● Problem details
Write every record out again exactly as given.
* start *
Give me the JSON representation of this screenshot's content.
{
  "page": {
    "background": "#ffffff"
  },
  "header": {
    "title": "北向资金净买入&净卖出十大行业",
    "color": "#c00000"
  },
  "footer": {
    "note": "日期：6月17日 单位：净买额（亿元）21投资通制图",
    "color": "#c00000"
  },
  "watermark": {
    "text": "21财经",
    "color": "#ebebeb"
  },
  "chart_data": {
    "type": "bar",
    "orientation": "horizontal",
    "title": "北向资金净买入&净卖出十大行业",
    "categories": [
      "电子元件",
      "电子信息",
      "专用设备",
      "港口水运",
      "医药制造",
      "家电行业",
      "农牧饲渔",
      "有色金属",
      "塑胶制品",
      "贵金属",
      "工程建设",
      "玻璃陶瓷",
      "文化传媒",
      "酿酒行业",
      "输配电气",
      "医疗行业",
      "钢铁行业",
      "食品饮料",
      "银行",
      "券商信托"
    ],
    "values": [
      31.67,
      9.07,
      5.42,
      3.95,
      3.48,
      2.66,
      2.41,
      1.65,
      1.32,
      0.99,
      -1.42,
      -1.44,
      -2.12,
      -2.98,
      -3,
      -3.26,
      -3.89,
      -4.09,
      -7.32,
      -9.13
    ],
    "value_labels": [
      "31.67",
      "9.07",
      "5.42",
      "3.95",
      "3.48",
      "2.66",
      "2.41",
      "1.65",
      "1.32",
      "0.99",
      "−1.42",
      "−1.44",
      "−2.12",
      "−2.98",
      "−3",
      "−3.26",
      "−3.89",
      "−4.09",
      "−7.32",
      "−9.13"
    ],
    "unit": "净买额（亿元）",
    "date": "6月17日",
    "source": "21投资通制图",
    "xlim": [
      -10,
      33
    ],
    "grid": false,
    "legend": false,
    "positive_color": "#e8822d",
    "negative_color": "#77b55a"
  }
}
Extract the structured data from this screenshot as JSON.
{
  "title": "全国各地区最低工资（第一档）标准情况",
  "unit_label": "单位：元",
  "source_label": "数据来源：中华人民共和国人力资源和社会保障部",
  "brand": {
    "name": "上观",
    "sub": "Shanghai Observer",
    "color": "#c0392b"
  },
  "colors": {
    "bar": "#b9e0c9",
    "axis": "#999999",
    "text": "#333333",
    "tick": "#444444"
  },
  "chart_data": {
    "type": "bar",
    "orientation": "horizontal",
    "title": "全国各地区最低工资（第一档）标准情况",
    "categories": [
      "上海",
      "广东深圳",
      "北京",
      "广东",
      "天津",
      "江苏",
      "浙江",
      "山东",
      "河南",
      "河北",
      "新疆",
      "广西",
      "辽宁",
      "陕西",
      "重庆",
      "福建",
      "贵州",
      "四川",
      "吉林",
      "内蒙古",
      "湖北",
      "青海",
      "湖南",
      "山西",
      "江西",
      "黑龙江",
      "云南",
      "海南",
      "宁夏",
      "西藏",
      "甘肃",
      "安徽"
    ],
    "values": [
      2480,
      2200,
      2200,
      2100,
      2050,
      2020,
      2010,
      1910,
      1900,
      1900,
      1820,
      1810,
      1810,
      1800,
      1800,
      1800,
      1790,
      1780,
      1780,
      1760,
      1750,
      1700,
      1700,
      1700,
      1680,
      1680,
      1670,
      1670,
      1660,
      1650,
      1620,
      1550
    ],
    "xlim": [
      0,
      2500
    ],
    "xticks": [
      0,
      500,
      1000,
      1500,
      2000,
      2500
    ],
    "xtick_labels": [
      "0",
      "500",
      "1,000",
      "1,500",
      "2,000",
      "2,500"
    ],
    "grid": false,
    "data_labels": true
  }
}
* end *
● Output
Give me the JSON representation of this screenshot's content.
{
  "page": {
    "background": "#ffffff"
  },
  "header": {
    "title": "北向资金净买入&净卖出十大行业",
    "color": "#c00000"
  },
  "footer": {
    "note": "日期：6月17日 单位：净买额（亿元）21投资通制图",
    "color": "#c00000"
  },
  "watermark": {
    "text": "21财经",
    "color": "#ebebeb"
  },
  "chart_data": {
    "type": "bar",
    "orientation": "horizontal",
    "title": "北向资金净买入&净卖出十大行业",
    "categories": [
      "电子元件",
      "电子信息",
      "专用设备",
      "港口水运",
      "医药制造",
      "家电行业",
      "农牧饲渔",
      "有色金属",
      "塑胶制品",
      "贵金属",
      "工程建设",
      "玻璃陶瓷",
      "文化传媒",
      "酿酒行业",
      "输配电气",
      "医疗行业",
      "钢铁行业",
      "食品饮料",
      "银行",
      "券商信托"
    ],
    "values": [
      31.67,
      9.07,
      5.42,
      3.95,
      3.48,
      2.66,
      2.41,
      1.65,
      1.32,
      0.99,
      -1.42,
      -1.44,
      -2.12,
      -2.98,
      -3,
      -3.26,
      -3.89,
      -4.09,
      -7.32,
      -9.13
    ],
    "value_labels": [
      "31.67",
      "9.07",
      "5.42",
      "3.95",
      "3.48",
      "2.66",
      "2.41",
      "1.65",
      "1.32",
      "0.99",
      "−1.42",
      "−1.44",
      "−2.12",
      "−2.98",
      "−3",
      "−3.26",
      "−3.89",
      "−4.09",
      "−7.32",
      "−9.13"
    ],
    "unit": "净买额（亿元）",
    "date": "6月17日",
    "source": "21投资通制图",
    "xlim": [
      -10,
      33
    ],
    "grid": false,
    "legend": false,
    "positive_color": "#e8822d",
    "negative_color": "#77b55a"
  }
}
Extract the structured data from this screenshot as JSON.
{
  "title": "全国各地区最低工资（第一档）标准情况",
  "unit_label": "单位：元",
  "source_label": "数据来源：中华人民共和国人力资源和社会保障部",
  "brand": {
    "name": "上观",
    "sub": "Shanghai Observer",
    "color": "#c0392b"
  },
  "colors": {
    "bar": "#b9e0c9",
    "axis": "#999999",
    "text": "#333333",
    "tick": "#444444"
  },
  "chart_data": {
    "type": "bar",
    "orientation": "horizontal",
    "title": "全国各地区最低工资（第一档）标准情况",
    "categories": [
      "上海",
      "广东深圳",
      "北京",
      "广东",
      "天津",
      "江苏",
      "浙江",
      "山东",
      "河南",
      "河北",
      "新疆",
      "广西",
      "辽宁",
      "陕西",
      "重庆",
      "福建",
      "贵州",
      "四川",
      "吉林",
      "内蒙古",
      "湖北",
      "青海",
      "湖南",
      "山西",
      "江西",
      "黑龙江",
      "云南",
      "海南",
      "宁夏",
      "西藏",
      "甘肃",
      "安徽"
    ],
    "values": [
      2480,
      2200,
      2200,
      2100,
      2050,
      2020,
      2010,
      1910,
      1900,
      1900,
      1820,
      1810,
      1810,
      1800,
      1800,
      1800,
      1790,
      1780,
      1780,
      1760,
      1750,
      1700,
      1700,
      1700,
      1680,
      1680,
      1670,
      1670,
      1660,
      1650,
      1620,
      1550
    ],
    "xlim": [
      0,
      2500
    ],
    "xticks": [
      0,
      500,
      1000,
      1500,
      2000,
      2500
    ],
    "xtick_labels": [
      "0",
      "500",
      "1,000",
      "1,500",
      "2,000",
      "2,500"
    ],
    "grid": false,
    "data_labels": true
  }
}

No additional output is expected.